Copy every one of the following rows character for character, with no changes.

-- start --

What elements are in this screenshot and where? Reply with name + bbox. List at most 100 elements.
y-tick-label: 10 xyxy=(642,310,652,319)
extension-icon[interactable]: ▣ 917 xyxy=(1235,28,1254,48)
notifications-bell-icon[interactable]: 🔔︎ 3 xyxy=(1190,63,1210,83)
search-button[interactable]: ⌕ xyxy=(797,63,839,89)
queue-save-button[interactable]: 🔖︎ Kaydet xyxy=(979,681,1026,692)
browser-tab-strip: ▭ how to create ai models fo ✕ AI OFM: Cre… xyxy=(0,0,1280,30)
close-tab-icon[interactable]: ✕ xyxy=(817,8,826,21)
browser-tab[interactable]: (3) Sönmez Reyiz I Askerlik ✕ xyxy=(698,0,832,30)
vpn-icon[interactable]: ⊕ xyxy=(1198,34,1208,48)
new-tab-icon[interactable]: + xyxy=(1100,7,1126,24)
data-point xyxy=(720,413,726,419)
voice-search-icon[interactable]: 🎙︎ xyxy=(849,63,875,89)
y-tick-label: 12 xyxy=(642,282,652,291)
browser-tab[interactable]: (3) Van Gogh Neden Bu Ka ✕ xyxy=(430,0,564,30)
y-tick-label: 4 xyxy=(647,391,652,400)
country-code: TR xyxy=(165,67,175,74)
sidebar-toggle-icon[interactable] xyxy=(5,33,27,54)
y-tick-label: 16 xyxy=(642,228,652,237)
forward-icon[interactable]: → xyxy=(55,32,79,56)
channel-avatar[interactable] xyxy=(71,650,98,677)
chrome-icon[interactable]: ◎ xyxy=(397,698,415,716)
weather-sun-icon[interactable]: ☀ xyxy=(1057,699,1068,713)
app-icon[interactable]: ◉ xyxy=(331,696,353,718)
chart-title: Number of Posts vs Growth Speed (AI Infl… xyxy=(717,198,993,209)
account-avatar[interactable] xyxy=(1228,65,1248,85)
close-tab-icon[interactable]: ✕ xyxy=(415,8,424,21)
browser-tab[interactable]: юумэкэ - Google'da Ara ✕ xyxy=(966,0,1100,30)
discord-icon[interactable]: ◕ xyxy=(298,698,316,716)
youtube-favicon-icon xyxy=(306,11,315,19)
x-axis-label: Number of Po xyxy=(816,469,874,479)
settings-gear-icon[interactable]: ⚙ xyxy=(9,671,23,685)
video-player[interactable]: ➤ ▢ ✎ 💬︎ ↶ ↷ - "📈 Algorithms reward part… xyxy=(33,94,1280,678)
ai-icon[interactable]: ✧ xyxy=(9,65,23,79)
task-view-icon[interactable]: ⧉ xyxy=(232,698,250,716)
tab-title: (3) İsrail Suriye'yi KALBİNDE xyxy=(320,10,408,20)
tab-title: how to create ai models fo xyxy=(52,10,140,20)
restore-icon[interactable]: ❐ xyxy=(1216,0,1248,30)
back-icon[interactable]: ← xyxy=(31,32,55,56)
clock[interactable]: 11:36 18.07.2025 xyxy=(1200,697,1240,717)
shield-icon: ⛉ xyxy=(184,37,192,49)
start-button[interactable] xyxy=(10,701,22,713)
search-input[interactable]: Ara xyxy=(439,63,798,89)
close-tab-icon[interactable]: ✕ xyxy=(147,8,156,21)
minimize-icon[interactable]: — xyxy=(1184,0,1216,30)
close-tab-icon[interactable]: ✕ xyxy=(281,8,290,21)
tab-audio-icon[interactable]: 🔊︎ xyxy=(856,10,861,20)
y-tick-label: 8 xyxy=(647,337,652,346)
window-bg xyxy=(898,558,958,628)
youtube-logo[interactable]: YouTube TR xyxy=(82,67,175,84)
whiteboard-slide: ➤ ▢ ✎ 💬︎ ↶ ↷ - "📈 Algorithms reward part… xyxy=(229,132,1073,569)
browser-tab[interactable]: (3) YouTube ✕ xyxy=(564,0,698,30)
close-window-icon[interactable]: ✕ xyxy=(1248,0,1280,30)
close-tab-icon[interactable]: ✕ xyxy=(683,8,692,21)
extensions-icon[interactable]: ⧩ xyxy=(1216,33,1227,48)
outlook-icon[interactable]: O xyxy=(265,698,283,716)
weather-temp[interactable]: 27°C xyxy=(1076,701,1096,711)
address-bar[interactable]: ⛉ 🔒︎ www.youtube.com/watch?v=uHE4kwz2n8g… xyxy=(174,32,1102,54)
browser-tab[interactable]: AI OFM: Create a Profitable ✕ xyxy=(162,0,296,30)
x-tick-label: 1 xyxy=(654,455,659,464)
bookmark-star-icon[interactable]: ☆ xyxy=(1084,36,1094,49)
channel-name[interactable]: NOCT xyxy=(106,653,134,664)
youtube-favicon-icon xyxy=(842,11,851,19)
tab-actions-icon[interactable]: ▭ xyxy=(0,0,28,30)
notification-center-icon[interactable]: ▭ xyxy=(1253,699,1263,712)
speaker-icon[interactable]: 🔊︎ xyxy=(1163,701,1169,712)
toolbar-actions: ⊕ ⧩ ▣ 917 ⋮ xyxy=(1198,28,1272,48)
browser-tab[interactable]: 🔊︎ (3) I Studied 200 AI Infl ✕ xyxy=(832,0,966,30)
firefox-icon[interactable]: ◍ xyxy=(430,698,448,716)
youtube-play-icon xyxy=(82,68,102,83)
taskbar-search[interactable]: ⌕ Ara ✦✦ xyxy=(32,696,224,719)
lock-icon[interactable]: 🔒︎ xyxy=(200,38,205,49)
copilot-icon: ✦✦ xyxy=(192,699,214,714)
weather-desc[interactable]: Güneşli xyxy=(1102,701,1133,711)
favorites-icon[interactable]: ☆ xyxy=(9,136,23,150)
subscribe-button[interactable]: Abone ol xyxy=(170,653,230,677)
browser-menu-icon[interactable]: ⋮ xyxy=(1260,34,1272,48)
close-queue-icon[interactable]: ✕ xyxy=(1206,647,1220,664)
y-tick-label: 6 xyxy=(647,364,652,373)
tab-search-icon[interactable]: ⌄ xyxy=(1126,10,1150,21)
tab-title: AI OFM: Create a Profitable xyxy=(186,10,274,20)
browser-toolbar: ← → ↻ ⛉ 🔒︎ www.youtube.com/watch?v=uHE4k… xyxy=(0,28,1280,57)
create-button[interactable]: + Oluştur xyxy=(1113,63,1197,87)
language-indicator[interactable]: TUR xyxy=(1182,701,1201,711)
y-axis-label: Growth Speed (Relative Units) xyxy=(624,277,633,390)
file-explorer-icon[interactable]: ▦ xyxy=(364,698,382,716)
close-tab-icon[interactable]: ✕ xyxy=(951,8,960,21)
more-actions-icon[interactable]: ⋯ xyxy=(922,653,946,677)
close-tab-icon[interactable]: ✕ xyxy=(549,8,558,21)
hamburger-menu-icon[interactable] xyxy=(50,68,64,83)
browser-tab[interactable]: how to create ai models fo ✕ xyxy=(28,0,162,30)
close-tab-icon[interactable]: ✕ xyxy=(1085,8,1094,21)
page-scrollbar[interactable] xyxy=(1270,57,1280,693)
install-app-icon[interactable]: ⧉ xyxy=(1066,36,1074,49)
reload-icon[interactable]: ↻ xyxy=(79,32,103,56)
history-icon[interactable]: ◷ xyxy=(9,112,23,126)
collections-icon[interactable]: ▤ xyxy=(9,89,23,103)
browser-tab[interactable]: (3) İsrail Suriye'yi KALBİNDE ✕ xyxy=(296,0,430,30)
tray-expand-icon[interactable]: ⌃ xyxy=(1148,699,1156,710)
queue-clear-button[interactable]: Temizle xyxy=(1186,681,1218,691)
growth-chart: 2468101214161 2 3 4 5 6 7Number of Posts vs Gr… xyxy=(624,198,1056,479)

-- end --

» **Answer to this problem**
What elements are in this screenshot and where? Reply with name + bbox. List at most 100 elements.
y-tick-label: 10 xyxy=(642,310,652,319)
extension-icon[interactable]: ▣ 917 xyxy=(1235,28,1254,48)
notifications-bell-icon[interactable]: 🔔︎ 3 xyxy=(1190,63,1210,83)
search-button[interactable]: ⌕ xyxy=(797,63,839,89)
queue-save-button[interactable]: 🔖︎ Kaydet xyxy=(979,681,1026,692)
browser-tab-strip: ▭ how to create ai models fo ✕ AI OFM: Cre… xyxy=(0,0,1280,30)
close-tab-icon[interactable]: ✕ xyxy=(817,8,826,21)
browser-tab[interactable]: (3) Sönmez Reyiz I Askerlik ✕ xyxy=(698,0,832,30)
vpn-icon[interactable]: ⊕ xyxy=(1198,34,1208,48)
new-tab-icon[interactable]: + xyxy=(1100,7,1126,24)
data-point xyxy=(720,413,726,419)
voice-search-icon[interactable]: 🎙︎ xyxy=(849,63,875,89)
y-tick-label: 12 xyxy=(642,282,652,291)
browser-tab[interactable]: (3) Van Gogh Neden Bu Ka ✕ xyxy=(430,0,564,30)
y-tick-label: 4 xyxy=(647,391,652,400)
country-code: TR xyxy=(165,67,175,74)
sidebar-toggle-icon[interactable] xyxy=(5,33,27,54)
y-tick-label: 16 xyxy=(642,228,652,237)
forward-icon[interactable]: → xyxy=(55,32,79,56)
channel-avatar[interactable] xyxy=(71,650,98,677)
chrome-icon[interactable]: ◎ xyxy=(397,698,415,716)
weather-sun-icon[interactable]: ☀ xyxy=(1057,699,1068,713)
app-icon[interactable]: ◉ xyxy=(331,696,353,718)
chart-title: Number of Posts vs Growth Speed (AI Infl… xyxy=(717,198,993,209)
account-avatar[interactable] xyxy=(1228,65,1248,85)
close-tab-icon[interactable]: ✕ xyxy=(415,8,424,21)
browser-tab[interactable]: юумэкэ - Google'da Ara ✕ xyxy=(966,0,1100,30)
discord-icon[interactable]: ◕ xyxy=(298,698,316,716)
youtube-favicon-icon xyxy=(306,11,315,19)
x-axis-label: Number of Po xyxy=(816,469,874,479)
settings-gear-icon[interactable]: ⚙ xyxy=(9,671,23,685)
video-player[interactable]: ➤ ▢ ✎ 💬︎ ↶ ↷ - "📈 Algorithms reward part… xyxy=(33,94,1280,678)
ai-icon[interactable]: ✧ xyxy=(9,65,23,79)
task-view-icon[interactable]: ⧉ xyxy=(232,698,250,716)
tab-title: (3) İsrail Suriye'yi KALBİNDE xyxy=(320,10,408,20)
tab-title: how to create ai models fo xyxy=(52,10,140,20)
restore-icon[interactable]: ❐ xyxy=(1216,0,1248,30)
back-icon[interactable]: ← xyxy=(31,32,55,56)
clock[interactable]: 11:36 18.07.2025 xyxy=(1200,697,1240,717)
shield-icon: ⛉ xyxy=(184,37,192,49)
start-button[interactable] xyxy=(10,701,22,713)
search-input[interactable]: Ara xyxy=(439,63,798,89)
close-tab-icon[interactable]: ✕ xyxy=(147,8,156,21)
minimize-icon[interactable]: — xyxy=(1184,0,1216,30)
close-tab-icon[interactable]: ✕ xyxy=(281,8,290,21)
tab-audio-icon[interactable]: 🔊︎ xyxy=(856,10,861,20)
y-tick-label: 8 xyxy=(647,337,652,346)
window-bg xyxy=(898,558,958,628)
youtube-logo[interactable]: YouTube TR xyxy=(82,67,175,84)
whiteboard-slide: ➤ ▢ ✎ 💬︎ ↶ ↷ - "📈 Algorithms reward part… xyxy=(229,132,1073,569)
browser-tab[interactable]: (3) YouTube ✕ xyxy=(564,0,698,30)
close-window-icon[interactable]: ✕ xyxy=(1248,0,1280,30)
close-tab-icon[interactable]: ✕ xyxy=(683,8,692,21)
extensions-icon[interactable]: ⧩ xyxy=(1216,33,1227,48)
outlook-icon[interactable]: O xyxy=(265,698,283,716)
weather-temp[interactable]: 27°C xyxy=(1076,701,1096,711)
address-bar[interactable]: ⛉ 🔒︎ www.youtube.com/watch?v=uHE4kwz2n8g… xyxy=(174,32,1102,54)
browser-tab[interactable]: AI OFM: Create a Profitable ✕ xyxy=(162,0,296,30)
x-tick-label: 1 xyxy=(654,455,659,464)
bookmark-star-icon[interactable]: ☆ xyxy=(1084,36,1094,49)
channel-name[interactable]: NOCT xyxy=(106,653,134,664)
youtube-favicon-icon xyxy=(842,11,851,19)
tab-actions-icon[interactable]: ▭ xyxy=(0,0,28,30)
notification-center-icon[interactable]: ▭ xyxy=(1253,699,1263,712)
speaker-icon[interactable]: 🔊︎ xyxy=(1163,701,1169,712)
toolbar-actions: ⊕ ⧩ ▣ 917 ⋮ xyxy=(1198,28,1272,48)
browser-tab[interactable]: 🔊︎ (3) I Studied 200 AI Infl ✕ xyxy=(832,0,966,30)
firefox-icon[interactable]: ◍ xyxy=(430,698,448,716)
youtube-play-icon xyxy=(82,68,102,83)
taskbar-search[interactable]: ⌕ Ara ✦✦ xyxy=(32,696,224,719)
lock-icon[interactable]: 🔒︎ xyxy=(200,38,205,49)
copilot-icon: ✦✦ xyxy=(192,699,214,714)
weather-desc[interactable]: Güneşli xyxy=(1102,701,1133,711)
favorites-icon[interactable]: ☆ xyxy=(9,136,23,150)
subscribe-button[interactable]: Abone ol xyxy=(170,653,230,677)
browser-menu-icon[interactable]: ⋮ xyxy=(1260,34,1272,48)
close-queue-icon[interactable]: ✕ xyxy=(1206,647,1220,664)
y-tick-label: 6 xyxy=(647,364,652,373)
tab-search-icon[interactable]: ⌄ xyxy=(1126,10,1150,21)
tab-title: AI OFM: Create a Profitable xyxy=(186,10,274,20)
browser-toolbar: ← → ↻ ⛉ 🔒︎ www.youtube.com/watch?v=uHE4k… xyxy=(0,28,1280,57)
create-button[interactable]: + Oluştur xyxy=(1113,63,1197,87)
language-indicator[interactable]: TUR xyxy=(1182,701,1201,711)
y-axis-label: Growth Speed (Relative Units) xyxy=(624,277,633,390)
file-explorer-icon[interactable]: ▦ xyxy=(364,698,382,716)
close-tab-icon[interactable]: ✕ xyxy=(951,8,960,21)
more-actions-icon[interactable]: ⋯ xyxy=(922,653,946,677)
close-tab-icon[interactable]: ✕ xyxy=(549,8,558,21)
hamburger-menu-icon[interactable] xyxy=(50,68,64,83)
browser-tab[interactable]: how to create ai models fo ✕ xyxy=(28,0,162,30)
close-tab-icon[interactable]: ✕ xyxy=(1085,8,1094,21)
page-scrollbar[interactable] xyxy=(1270,57,1280,693)
install-app-icon[interactable]: ⧉ xyxy=(1066,36,1074,49)
reload-icon[interactable]: ↻ xyxy=(79,32,103,56)
history-icon[interactable]: ◷ xyxy=(9,112,23,126)
collections-icon[interactable]: ▤ xyxy=(9,89,23,103)
browser-tab[interactable]: (3) İsrail Suriye'yi KALBİNDE ✕ xyxy=(296,0,430,30)
tray-expand-icon[interactable]: ⌃ xyxy=(1148,699,1156,710)
queue-clear-button[interactable]: Temizle xyxy=(1186,681,1218,691)
growth-chart: 2468101214161 2 3 4 5 6 7Number of Posts vs Gr… xyxy=(624,198,1056,479)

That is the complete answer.